TASK DIRECTIONS - How many lines of these entries hold the string "color"? Reply with the number alone.

** BEGIN **

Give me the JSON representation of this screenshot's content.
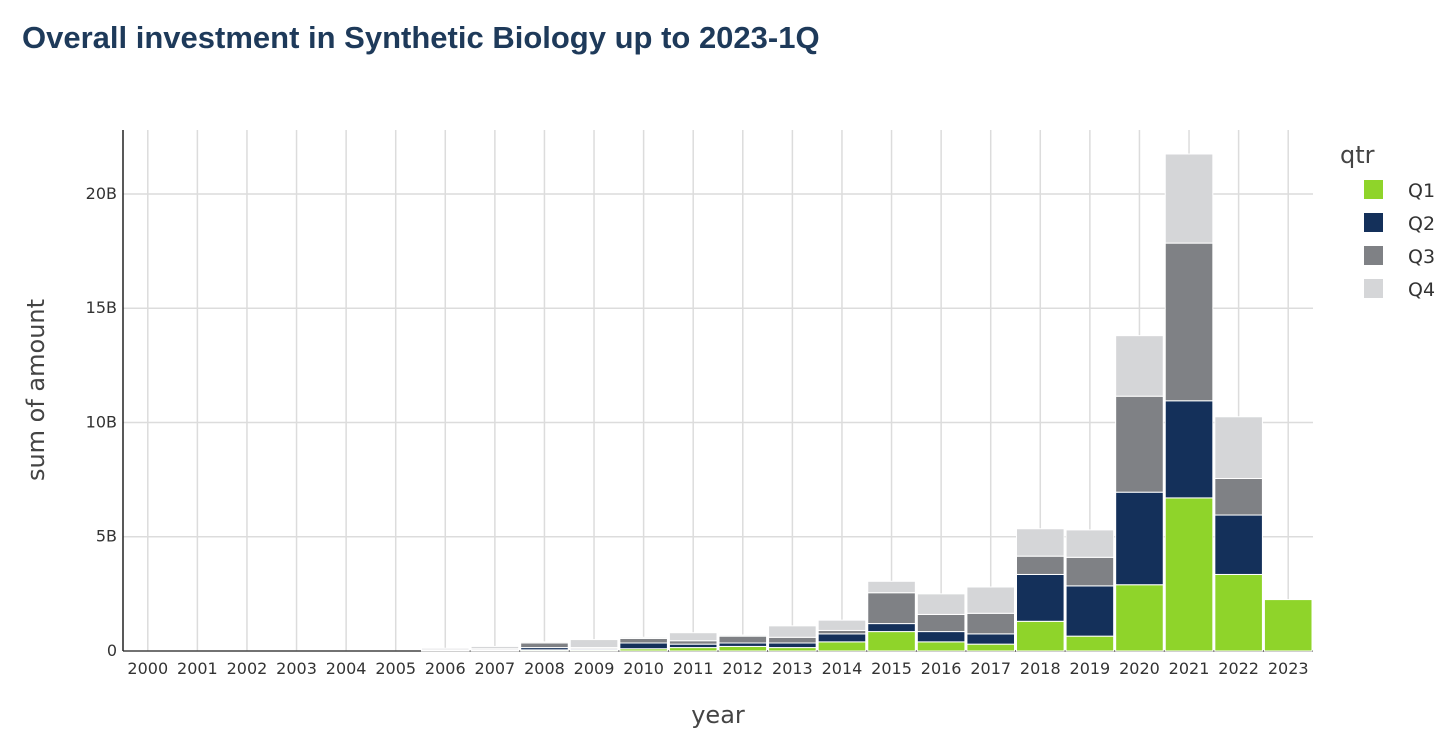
{
  "chart_data": {
    "type": "bar",
    "stacked": true,
    "title": "Overall investment in Synthetic Biology up to 2023-1Q",
    "xlabel": "year",
    "ylabel": "sum of amount",
    "ylim": [
      0,
      22800000000
    ],
    "yticks": [
      0,
      5000000000,
      10000000000,
      15000000000,
      20000000000
    ],
    "ytick_labels": [
      "0",
      "5B",
      "10B",
      "15B",
      "20B"
    ],
    "categories": [
      "2000",
      "2001",
      "2002",
      "2003",
      "2004",
      "2005",
      "2006",
      "2007",
      "2008",
      "2009",
      "2010",
      "2011",
      "2012",
      "2013",
      "2014",
      "2015",
      "2016",
      "2017",
      "2018",
      "2019",
      "2020",
      "2021",
      "2022",
      "2023"
    ],
    "legend_title": "qtr",
    "legend_position": "right",
    "series": [
      {
        "name": "Q1",
        "color": "#8fd42a",
        "values": [
          0,
          0,
          0,
          0,
          0,
          0,
          10000000.0,
          20000000.0,
          50000000.0,
          50000000.0,
          100000000.0,
          150000000.0,
          200000000.0,
          150000000.0,
          400000000.0,
          850000000.0,
          400000000.0,
          300000000.0,
          1300000000.0,
          650000000.0,
          2900000000.0,
          6700000000.0,
          3350000000.0,
          2250000000.0
        ]
      },
      {
        "name": "Q2",
        "color": "#14305a",
        "values": [
          0,
          0,
          0,
          0,
          0,
          0,
          20000000.0,
          30000000.0,
          100000000.0,
          50000000.0,
          250000000.0,
          150000000.0,
          150000000.0,
          200000000.0,
          350000000.0,
          350000000.0,
          450000000.0,
          450000000.0,
          2050000000.0,
          2200000000.0,
          4050000000.0,
          4250000000.0,
          2600000000.0,
          0
        ]
      },
      {
        "name": "Q3",
        "color": "#7f8185",
        "values": [
          0,
          0,
          0,
          0,
          0,
          0,
          20000000.0,
          50000000.0,
          200000000.0,
          50000000.0,
          200000000.0,
          150000000.0,
          300000000.0,
          250000000.0,
          150000000.0,
          1350000000.0,
          750000000.0,
          900000000.0,
          800000000.0,
          1250000000.0,
          4200000000.0,
          6900000000.0,
          1600000000.0,
          0
        ]
      },
      {
        "name": "Q4",
        "color": "#d5d6d8",
        "values": [
          0,
          0,
          0,
          0,
          0,
          0,
          70000000.0,
          100000000.0,
          50000000.0,
          350000000.0,
          50000000.0,
          350000000.0,
          50000000.0,
          500000000.0,
          450000000.0,
          500000000.0,
          900000000.0,
          1150000000.0,
          1200000000.0,
          1200000000.0,
          2650000000.0,
          3900000000.0,
          2700000000.0,
          0
        ]
      }
    ]
  }
}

** END **

RESPONSE TO THE TASK - 4